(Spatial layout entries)
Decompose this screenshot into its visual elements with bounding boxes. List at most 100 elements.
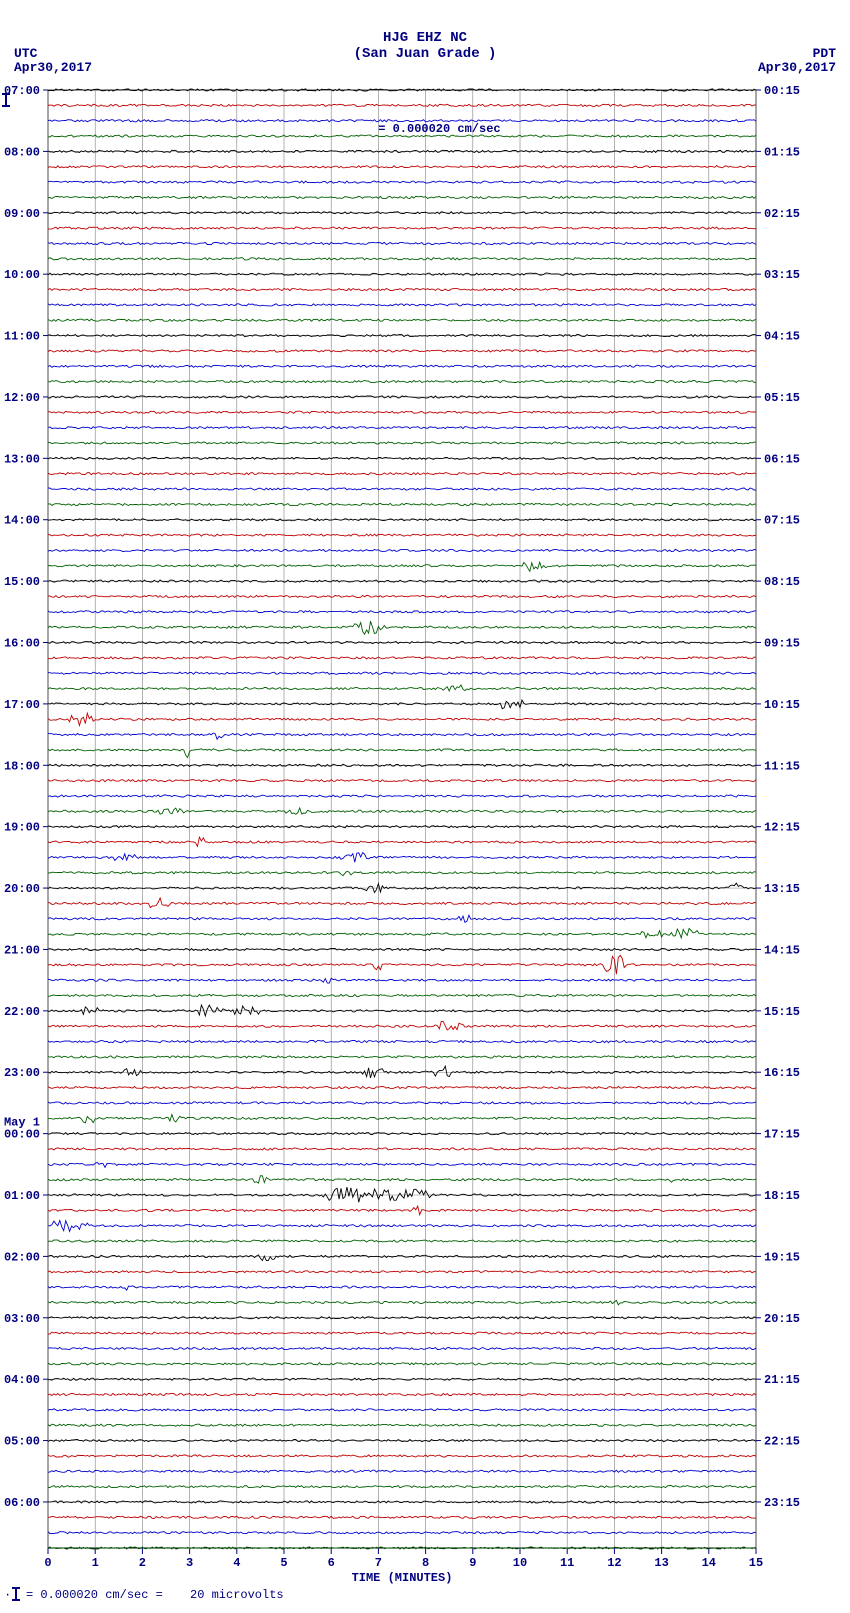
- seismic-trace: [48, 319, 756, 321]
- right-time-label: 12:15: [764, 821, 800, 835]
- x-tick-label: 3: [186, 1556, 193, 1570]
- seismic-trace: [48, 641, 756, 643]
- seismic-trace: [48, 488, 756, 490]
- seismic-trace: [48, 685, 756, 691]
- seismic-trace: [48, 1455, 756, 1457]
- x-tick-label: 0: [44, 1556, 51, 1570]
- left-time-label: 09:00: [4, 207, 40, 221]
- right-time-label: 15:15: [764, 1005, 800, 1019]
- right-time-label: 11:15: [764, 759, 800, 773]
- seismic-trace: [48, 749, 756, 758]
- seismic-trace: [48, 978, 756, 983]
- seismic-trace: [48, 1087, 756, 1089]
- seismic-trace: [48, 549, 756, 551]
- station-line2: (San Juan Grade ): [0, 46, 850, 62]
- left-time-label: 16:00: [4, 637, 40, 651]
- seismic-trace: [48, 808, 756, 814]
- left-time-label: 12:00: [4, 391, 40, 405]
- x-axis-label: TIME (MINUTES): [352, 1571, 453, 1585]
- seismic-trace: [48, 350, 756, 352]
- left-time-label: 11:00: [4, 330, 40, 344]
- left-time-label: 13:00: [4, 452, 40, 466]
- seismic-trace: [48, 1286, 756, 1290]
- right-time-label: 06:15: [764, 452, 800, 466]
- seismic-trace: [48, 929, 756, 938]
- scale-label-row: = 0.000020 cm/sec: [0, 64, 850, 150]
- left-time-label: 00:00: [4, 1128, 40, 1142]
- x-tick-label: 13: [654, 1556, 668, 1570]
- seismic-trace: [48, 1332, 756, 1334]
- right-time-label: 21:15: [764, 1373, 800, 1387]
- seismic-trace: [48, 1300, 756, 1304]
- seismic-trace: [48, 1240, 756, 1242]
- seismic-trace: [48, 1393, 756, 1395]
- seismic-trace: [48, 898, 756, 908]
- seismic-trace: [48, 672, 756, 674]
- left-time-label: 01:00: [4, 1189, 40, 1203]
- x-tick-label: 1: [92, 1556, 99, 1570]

Given instruction: Rewrite all the items, changing every "seismic-trace" to "waveform-trace" and keeping everything else the same. Omit the pictures from the output.

Solution for this problem:
Decompose this screenshot into its visual elements with bounding boxes. List at most 100 elements.
- waveform-trace: [48, 319, 756, 321]
- right-time-label: 12:15: [764, 821, 800, 835]
- x-tick-label: 3: [186, 1556, 193, 1570]
- waveform-trace: [48, 641, 756, 643]
- waveform-trace: [48, 488, 756, 490]
- waveform-trace: [48, 685, 756, 691]
- waveform-trace: [48, 1455, 756, 1457]
- x-tick-label: 0: [44, 1556, 51, 1570]
- left-time-label: 09:00: [4, 207, 40, 221]
- right-time-label: 15:15: [764, 1005, 800, 1019]
- right-time-label: 11:15: [764, 759, 800, 773]
- waveform-trace: [48, 749, 756, 758]
- waveform-trace: [48, 978, 756, 983]
- waveform-trace: [48, 1087, 756, 1089]
- waveform-trace: [48, 549, 756, 551]
- station-line2: (San Juan Grade ): [0, 46, 850, 62]
- left-time-label: 16:00: [4, 637, 40, 651]
- waveform-trace: [48, 808, 756, 814]
- left-time-label: 12:00: [4, 391, 40, 405]
- x-axis-label: TIME (MINUTES): [352, 1571, 453, 1585]
- waveform-trace: [48, 350, 756, 352]
- left-time-label: 11:00: [4, 330, 40, 344]
- left-time-label: 13:00: [4, 452, 40, 466]
- waveform-trace: [48, 1286, 756, 1290]
- right-time-label: 06:15: [764, 452, 800, 466]
- waveform-trace: [48, 929, 756, 938]
- scale-label-row: = 0.000020 cm/sec: [0, 64, 850, 150]
- left-time-label: 00:00: [4, 1128, 40, 1142]
- x-tick-label: 13: [654, 1556, 668, 1570]
- waveform-trace: [48, 1332, 756, 1334]
- right-time-label: 21:15: [764, 1373, 800, 1387]
- waveform-trace: [48, 1300, 756, 1304]
- waveform-trace: [48, 1240, 756, 1242]
- waveform-trace: [48, 1393, 756, 1395]
- waveform-trace: [48, 898, 756, 908]
- waveform-trace: [48, 672, 756, 674]
- left-time-label: 01:00: [4, 1189, 40, 1203]
- x-tick-label: 1: [92, 1556, 99, 1570]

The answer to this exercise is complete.